### Exercise description
Gather every line of the entries that includes the word "imposed".

### Available data

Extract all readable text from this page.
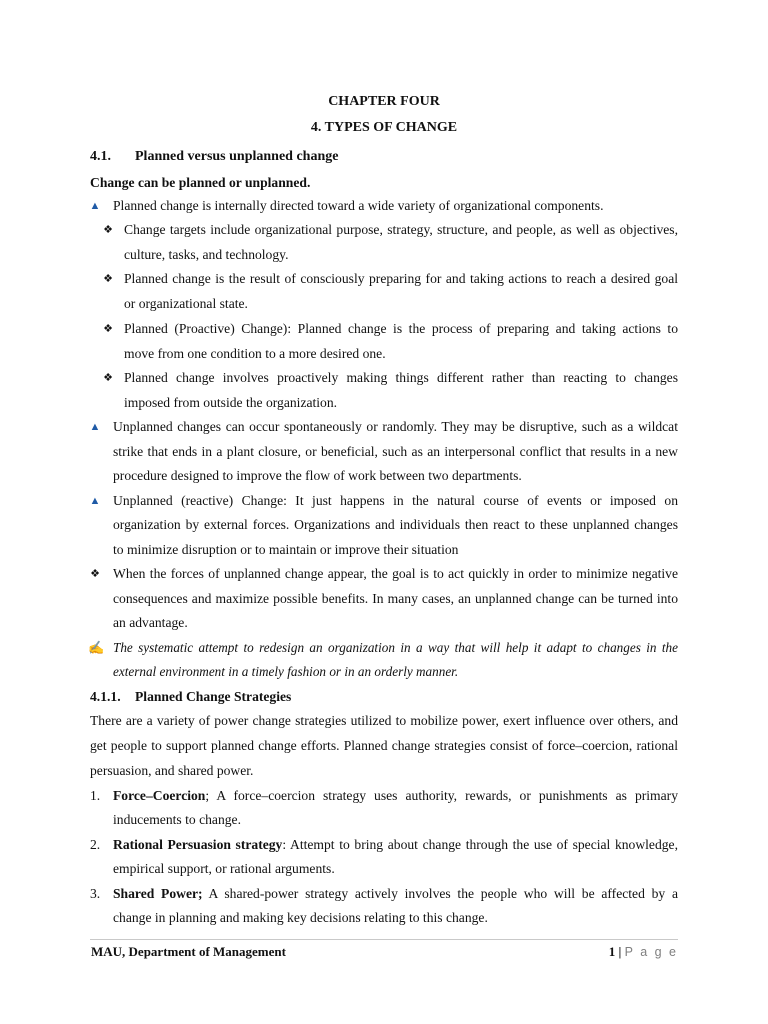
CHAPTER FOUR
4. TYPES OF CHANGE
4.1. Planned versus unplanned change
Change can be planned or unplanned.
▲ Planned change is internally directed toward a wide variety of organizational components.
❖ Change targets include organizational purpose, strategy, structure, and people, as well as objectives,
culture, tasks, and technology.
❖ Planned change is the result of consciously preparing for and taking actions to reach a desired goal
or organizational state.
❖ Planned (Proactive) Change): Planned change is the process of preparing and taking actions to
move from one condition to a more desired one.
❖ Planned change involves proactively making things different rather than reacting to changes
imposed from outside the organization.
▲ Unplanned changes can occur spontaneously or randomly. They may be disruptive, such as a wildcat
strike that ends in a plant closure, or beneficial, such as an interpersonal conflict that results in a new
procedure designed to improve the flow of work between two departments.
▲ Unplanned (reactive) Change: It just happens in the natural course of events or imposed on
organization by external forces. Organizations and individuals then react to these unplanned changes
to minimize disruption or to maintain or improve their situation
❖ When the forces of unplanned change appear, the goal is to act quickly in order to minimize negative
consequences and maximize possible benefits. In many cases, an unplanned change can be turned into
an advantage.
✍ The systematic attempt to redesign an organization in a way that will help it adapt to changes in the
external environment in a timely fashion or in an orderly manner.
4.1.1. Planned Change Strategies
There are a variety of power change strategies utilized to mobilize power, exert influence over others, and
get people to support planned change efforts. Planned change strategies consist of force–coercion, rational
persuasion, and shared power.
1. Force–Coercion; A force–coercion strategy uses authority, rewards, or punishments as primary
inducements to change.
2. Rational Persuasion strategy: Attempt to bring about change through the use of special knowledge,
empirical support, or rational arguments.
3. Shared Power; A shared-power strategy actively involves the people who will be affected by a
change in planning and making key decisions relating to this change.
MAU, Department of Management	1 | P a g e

### Solution for this problem
imposed from outside the organization.
▲ Unplanned (reactive) Change: It just happens in the natural course of events or imposed on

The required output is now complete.